╭─ RECORDS TO USE
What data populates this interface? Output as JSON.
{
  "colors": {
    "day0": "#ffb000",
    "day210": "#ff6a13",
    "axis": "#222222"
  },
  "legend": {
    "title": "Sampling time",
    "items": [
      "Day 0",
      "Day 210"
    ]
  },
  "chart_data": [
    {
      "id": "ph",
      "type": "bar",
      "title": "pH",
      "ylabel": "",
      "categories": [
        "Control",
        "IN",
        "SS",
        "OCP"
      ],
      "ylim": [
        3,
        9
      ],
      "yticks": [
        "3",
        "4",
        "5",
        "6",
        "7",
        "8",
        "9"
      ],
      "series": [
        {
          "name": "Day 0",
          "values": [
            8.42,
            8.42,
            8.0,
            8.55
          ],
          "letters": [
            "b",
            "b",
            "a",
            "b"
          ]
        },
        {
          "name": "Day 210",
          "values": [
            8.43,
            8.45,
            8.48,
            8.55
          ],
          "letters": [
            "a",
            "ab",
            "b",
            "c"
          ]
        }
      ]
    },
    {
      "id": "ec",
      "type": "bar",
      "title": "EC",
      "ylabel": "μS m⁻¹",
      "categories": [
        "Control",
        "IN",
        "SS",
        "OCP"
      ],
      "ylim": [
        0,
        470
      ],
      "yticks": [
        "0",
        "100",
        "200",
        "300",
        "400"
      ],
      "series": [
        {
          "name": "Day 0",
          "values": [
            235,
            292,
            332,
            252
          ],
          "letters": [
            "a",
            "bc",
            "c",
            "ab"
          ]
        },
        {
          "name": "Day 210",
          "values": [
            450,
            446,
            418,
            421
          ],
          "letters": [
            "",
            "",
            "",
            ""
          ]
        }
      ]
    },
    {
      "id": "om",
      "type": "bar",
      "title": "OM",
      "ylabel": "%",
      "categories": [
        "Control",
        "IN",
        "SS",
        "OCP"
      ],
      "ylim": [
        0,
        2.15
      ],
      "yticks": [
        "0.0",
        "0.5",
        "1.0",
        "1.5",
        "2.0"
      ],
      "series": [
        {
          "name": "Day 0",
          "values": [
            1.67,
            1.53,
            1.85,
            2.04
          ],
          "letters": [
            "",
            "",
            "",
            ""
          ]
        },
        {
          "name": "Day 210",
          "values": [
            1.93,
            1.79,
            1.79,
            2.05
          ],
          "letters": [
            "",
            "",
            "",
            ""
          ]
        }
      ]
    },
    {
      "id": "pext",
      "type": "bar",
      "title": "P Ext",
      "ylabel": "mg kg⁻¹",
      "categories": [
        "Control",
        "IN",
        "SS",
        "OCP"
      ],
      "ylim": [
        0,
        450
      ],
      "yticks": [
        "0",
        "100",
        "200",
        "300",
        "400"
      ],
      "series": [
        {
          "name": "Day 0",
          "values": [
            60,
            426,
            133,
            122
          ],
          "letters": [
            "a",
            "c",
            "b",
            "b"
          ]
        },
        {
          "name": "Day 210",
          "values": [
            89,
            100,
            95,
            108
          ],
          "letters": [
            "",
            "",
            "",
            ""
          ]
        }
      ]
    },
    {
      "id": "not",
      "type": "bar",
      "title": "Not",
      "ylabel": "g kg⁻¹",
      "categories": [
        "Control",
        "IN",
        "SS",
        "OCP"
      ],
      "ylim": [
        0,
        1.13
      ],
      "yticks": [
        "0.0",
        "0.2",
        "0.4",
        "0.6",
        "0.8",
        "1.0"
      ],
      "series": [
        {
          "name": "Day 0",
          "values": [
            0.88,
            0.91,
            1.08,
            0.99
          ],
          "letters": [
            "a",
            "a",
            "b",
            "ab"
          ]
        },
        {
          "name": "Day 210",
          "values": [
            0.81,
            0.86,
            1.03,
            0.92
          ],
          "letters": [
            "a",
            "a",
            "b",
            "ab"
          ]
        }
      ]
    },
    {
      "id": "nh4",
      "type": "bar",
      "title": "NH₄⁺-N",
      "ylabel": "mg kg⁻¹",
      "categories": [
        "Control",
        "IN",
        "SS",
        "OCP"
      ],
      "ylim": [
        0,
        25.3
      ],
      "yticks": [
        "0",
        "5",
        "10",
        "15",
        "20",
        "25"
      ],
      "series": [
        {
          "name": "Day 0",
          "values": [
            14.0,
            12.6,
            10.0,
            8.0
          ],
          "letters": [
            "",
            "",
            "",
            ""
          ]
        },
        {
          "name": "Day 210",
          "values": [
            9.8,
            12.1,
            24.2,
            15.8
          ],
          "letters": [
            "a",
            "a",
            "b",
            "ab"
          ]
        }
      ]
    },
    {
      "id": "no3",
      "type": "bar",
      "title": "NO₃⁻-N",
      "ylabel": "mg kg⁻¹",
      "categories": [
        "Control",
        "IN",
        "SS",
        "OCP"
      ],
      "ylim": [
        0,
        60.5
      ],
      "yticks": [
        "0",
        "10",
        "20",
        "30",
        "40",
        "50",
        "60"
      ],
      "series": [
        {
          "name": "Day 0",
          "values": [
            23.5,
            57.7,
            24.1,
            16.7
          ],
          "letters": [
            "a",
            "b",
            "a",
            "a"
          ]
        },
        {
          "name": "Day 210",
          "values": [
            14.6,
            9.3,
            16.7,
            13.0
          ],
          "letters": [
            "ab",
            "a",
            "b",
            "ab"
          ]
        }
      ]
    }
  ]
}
╰─
Return all of the data exactly as it reads.

What data populates this interface? Output as JSON.
{
  "colors": {
    "day0": "#ffb000",
    "day210": "#ff6a13",
    "axis": "#222222"
  },
  "legend": {
    "title": "Sampling time",
    "items": [
      "Day 0",
      "Day 210"
    ]
  },
  "chart_data": [
    {
      "id": "ph",
      "type": "bar",
      "title": "pH",
      "ylabel": "",
      "categories": [
        "Control",
        "IN",
        "SS",
        "OCP"
      ],
      "ylim": [
        3,
        9
      ],
      "yticks": [
        "3",
        "4",
        "5",
        "6",
        "7",
        "8",
        "9"
      ],
      "series": [
        {
          "name": "Day 0",
          "values": [
            8.42,
            8.42,
            8.0,
            8.55
          ],
          "letters": [
            "b",
            "b",
            "a",
            "b"
          ]
        },
        {
          "name": "Day 210",
          "values": [
            8.43,
            8.45,
            8.48,
            8.55
          ],
          "letters": [
            "a",
            "ab",
            "b",
            "c"
          ]
        }
      ]
    },
    {
      "id": "ec",
      "type": "bar",
      "title": "EC",
      "ylabel": "μS m⁻¹",
      "categories": [
        "Control",
        "IN",
        "SS",
        "OCP"
      ],
      "ylim": [
        0,
        470
      ],
      "yticks": [
        "0",
        "100",
        "200",
        "300",
        "400"
      ],
      "series": [
        {
          "name": "Day 0",
          "values": [
            235,
            292,
            332,
            252
          ],
          "letters": [
            "a",
            "bc",
            "c",
            "ab"
          ]
        },
        {
          "name": "Day 210",
          "values": [
            450,
            446,
            418,
            421
          ],
          "letters": [
            "",
            "",
            "",
            ""
          ]
        }
      ]
    },
    {
      "id": "om",
      "type": "bar",
      "title": "OM",
      "ylabel": "%",
      "categories": [
        "Control",
        "IN",
        "SS",
        "OCP"
      ],
      "ylim": [
        0,
        2.15
      ],
      "yticks": [
        "0.0",
        "0.5",
        "1.0",
        "1.5",
        "2.0"
      ],
      "series": [
        {
          "name": "Day 0",
          "values": [
            1.67,
            1.53,
            1.85,
            2.04
          ],
          "letters": [
            "",
            "",
            "",
            ""
          ]
        },
        {
          "name": "Day 210",
          "values": [
            1.93,
            1.79,
            1.79,
            2.05
          ],
          "letters": [
            "",
            "",
            "",
            ""
          ]
        }
      ]
    },
    {
      "id": "pext",
      "type": "bar",
      "title": "P Ext",
      "ylabel": "mg kg⁻¹",
      "categories": [
        "Control",
        "IN",
        "SS",
        "OCP"
      ],
      "ylim": [
        0,
        450
      ],
      "yticks": [
        "0",
        "100",
        "200",
        "300",
        "400"
      ],
      "series": [
        {
          "name": "Day 0",
          "values": [
            60,
            426,
            133,
            122
          ],
          "letters": [
            "a",
            "c",
            "b",
            "b"
          ]
        },
        {
          "name": "Day 210",
          "values": [
            89,
            100,
            95,
            108
          ],
          "letters": [
            "",
            "",
            "",
            ""
          ]
        }
      ]
    },
    {
      "id": "not",
      "type": "bar",
      "title": "Not",
      "ylabel": "g kg⁻¹",
      "categories": [
        "Control",
        "IN",
        "SS",
        "OCP"
      ],
      "ylim": [
        0,
        1.13
      ],
      "yticks": [
        "0.0",
        "0.2",
        "0.4",
        "0.6",
        "0.8",
        "1.0"
      ],
      "series": [
        {
          "name": "Day 0",
          "values": [
            0.88,
            0.91,
            1.08,
            0.99
          ],
          "letters": [
            "a",
            "a",
            "b",
            "ab"
          ]
        },
        {
          "name": "Day 210",
          "values": [
            0.81,
            0.86,
            1.03,
            0.92
          ],
          "letters": [
            "a",
            "a",
            "b",
            "ab"
          ]
        }
      ]
    },
    {
      "id": "nh4",
      "type": "bar",
      "title": "NH₄⁺-N",
      "ylabel": "mg kg⁻¹",
      "categories": [
        "Control",
        "IN",
        "SS",
        "OCP"
      ],
      "ylim": [
        0,
        25.3
      ],
      "yticks": [
        "0",
        "5",
        "10",
        "15",
        "20",
        "25"
      ],
      "series": [
        {
          "name": "Day 0",
          "values": [
            14.0,
            12.6,
            10.0,
            8.0
          ],
          "letters": [
            "",
            "",
            "",
            ""
          ]
        },
        {
          "name": "Day 210",
          "values": [
            9.8,
            12.1,
            24.2,
            15.8
          ],
          "letters": [
            "a",
            "a",
            "b",
            "ab"
          ]
        }
      ]
    },
    {
      "id": "no3",
      "type": "bar",
      "title": "NO₃⁻-N",
      "ylabel": "mg kg⁻¹",
      "categories": [
        "Control",
        "IN",
        "SS",
        "OCP"
      ],
      "ylim": [
        0,
        60.5
      ],
      "yticks": [
        "0",
        "10",
        "20",
        "30",
        "40",
        "50",
        "60"
      ],
      "series": [
        {
          "name": "Day 0",
          "values": [
            23.5,
            57.7,
            24.1,
            16.7
          ],
          "letters": [
            "a",
            "b",
            "a",
            "a"
          ]
        },
        {
          "name": "Day 210",
          "values": [
            14.6,
            9.3,
            16.7,
            13.0
          ],
          "letters": [
            "ab",
            "a",
            "b",
            "ab"
          ]
        }
      ]
    }
  ]
}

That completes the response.